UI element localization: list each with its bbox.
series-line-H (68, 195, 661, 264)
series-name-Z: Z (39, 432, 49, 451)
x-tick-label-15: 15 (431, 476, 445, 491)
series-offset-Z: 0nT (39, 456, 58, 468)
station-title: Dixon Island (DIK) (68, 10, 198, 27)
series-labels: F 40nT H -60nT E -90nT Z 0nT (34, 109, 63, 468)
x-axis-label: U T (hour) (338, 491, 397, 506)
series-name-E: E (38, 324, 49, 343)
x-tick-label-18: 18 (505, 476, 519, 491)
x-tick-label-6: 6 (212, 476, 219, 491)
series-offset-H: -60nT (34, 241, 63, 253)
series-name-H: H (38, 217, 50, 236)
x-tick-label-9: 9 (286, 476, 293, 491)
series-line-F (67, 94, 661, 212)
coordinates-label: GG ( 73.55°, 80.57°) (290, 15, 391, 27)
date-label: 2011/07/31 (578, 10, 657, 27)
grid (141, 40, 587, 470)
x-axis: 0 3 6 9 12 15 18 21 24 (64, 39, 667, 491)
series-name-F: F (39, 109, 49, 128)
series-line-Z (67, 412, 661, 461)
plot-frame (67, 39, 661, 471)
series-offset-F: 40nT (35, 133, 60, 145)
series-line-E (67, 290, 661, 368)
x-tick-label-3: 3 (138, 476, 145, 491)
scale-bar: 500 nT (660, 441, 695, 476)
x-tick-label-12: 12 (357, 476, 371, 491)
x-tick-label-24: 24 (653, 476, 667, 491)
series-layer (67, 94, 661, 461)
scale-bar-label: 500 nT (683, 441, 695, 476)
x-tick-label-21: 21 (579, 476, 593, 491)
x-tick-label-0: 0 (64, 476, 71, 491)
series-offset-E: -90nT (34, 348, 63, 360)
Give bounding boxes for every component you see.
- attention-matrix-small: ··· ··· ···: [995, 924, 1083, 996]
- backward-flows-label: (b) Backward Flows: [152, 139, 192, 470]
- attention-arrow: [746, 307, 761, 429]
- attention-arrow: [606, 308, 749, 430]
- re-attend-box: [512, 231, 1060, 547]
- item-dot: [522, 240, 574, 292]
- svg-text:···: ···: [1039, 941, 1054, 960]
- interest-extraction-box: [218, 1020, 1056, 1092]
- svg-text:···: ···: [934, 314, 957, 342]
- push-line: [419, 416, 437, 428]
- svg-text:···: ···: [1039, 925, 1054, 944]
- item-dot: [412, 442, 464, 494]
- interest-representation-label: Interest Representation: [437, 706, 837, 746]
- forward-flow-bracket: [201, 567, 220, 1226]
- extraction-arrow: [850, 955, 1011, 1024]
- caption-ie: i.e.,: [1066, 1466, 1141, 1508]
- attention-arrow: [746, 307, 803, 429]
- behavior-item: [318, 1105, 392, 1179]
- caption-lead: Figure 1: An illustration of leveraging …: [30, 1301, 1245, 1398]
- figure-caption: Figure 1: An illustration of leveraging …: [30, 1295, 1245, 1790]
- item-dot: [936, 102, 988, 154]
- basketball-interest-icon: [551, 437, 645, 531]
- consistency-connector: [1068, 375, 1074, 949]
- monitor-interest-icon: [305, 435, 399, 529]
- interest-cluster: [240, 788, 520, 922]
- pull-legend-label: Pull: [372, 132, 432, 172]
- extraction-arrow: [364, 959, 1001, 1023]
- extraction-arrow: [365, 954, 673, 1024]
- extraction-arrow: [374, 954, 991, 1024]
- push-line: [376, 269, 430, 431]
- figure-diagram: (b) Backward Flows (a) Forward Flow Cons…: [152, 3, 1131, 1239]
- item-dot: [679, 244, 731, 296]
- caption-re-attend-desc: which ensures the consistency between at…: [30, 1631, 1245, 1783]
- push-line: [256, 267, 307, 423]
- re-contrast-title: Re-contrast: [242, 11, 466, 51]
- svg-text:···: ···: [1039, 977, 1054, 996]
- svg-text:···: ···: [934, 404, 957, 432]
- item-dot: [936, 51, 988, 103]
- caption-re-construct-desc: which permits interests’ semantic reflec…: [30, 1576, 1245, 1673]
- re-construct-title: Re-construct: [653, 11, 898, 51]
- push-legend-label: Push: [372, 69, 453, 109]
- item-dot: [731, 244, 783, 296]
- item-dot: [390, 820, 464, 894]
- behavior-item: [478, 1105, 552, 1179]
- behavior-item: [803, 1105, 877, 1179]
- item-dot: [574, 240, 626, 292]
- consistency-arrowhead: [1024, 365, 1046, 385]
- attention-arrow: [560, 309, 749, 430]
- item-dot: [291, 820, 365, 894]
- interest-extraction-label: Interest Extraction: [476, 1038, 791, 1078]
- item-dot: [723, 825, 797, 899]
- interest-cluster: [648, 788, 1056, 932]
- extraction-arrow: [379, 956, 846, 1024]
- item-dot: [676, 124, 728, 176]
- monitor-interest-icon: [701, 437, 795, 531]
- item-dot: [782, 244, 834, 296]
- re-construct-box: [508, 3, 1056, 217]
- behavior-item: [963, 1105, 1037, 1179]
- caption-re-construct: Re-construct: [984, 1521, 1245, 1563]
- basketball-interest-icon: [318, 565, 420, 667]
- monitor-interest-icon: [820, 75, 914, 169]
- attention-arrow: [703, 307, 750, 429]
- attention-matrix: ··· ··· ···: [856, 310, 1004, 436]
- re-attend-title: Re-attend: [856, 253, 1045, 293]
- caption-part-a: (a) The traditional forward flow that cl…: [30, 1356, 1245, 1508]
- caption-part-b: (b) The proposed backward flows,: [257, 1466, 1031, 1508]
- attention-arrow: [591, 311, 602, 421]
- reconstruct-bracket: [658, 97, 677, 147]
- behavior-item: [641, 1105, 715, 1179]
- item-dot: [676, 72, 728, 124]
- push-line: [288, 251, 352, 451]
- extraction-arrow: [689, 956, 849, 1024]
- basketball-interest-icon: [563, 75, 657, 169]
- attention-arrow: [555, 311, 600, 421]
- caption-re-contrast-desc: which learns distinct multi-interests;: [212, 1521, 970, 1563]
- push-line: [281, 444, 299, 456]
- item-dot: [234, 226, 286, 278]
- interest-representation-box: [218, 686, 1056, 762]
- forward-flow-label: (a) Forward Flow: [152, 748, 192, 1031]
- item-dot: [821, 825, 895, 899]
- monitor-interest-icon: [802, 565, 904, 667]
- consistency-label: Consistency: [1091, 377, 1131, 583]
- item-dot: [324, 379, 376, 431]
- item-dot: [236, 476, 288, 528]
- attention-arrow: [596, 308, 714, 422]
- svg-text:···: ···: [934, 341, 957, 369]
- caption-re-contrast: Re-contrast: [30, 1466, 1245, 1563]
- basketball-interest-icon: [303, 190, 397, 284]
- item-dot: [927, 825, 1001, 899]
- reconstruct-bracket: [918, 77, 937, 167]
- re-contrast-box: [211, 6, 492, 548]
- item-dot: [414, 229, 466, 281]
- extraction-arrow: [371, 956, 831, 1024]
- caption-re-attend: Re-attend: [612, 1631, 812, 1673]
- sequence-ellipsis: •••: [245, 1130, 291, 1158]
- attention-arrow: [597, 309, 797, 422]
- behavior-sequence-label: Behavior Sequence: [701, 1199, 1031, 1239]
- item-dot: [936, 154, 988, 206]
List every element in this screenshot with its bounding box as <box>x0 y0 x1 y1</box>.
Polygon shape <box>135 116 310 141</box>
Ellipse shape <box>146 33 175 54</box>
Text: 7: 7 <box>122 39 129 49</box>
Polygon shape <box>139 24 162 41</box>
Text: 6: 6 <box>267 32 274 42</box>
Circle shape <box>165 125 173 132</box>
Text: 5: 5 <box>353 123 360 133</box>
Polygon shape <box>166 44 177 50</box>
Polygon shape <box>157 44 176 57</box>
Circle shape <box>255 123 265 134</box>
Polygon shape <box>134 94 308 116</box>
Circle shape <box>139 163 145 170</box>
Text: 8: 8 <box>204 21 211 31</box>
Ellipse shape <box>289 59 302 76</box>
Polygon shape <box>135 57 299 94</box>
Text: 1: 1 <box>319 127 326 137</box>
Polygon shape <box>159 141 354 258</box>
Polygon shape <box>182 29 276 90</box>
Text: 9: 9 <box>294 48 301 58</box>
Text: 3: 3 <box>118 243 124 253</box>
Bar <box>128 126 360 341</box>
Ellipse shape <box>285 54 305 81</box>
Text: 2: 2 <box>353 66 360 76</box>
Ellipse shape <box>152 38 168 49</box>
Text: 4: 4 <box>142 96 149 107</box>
=-=-=-=-=
What to do
How many lines of the entries contain the string "title"? Reply with the number alone.

Solution to this problem
4